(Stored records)
:::::
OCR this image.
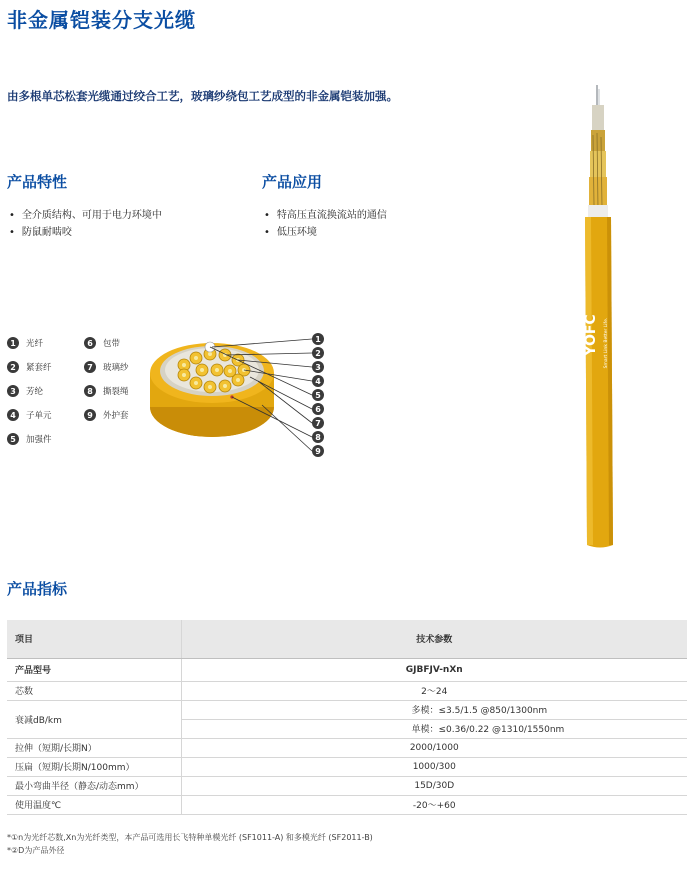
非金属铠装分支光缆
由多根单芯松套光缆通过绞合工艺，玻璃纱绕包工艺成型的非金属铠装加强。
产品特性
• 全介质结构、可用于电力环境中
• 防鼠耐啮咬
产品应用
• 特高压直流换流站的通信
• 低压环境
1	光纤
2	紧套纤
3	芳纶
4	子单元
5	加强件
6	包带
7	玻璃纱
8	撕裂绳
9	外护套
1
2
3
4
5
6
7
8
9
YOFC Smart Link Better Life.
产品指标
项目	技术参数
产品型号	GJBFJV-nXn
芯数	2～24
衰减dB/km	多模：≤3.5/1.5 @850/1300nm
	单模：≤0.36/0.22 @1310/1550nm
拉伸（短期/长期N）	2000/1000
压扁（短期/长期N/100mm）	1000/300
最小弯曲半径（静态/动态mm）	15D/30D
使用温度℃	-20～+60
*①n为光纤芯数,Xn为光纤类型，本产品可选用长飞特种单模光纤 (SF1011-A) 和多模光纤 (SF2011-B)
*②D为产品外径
:::::
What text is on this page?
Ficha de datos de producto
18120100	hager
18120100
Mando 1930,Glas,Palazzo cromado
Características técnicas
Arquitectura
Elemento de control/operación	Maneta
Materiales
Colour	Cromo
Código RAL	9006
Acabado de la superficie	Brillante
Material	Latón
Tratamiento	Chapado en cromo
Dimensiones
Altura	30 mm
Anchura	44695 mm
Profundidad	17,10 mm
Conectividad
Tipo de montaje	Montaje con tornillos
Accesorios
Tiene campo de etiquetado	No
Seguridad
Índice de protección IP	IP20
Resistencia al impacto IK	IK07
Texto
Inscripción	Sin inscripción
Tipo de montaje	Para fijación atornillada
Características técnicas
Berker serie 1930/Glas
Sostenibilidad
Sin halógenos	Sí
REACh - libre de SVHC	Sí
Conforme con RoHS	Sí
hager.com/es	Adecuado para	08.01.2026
:::::
How many lines of the data contain the word "hager"? Answer with the number alone.

2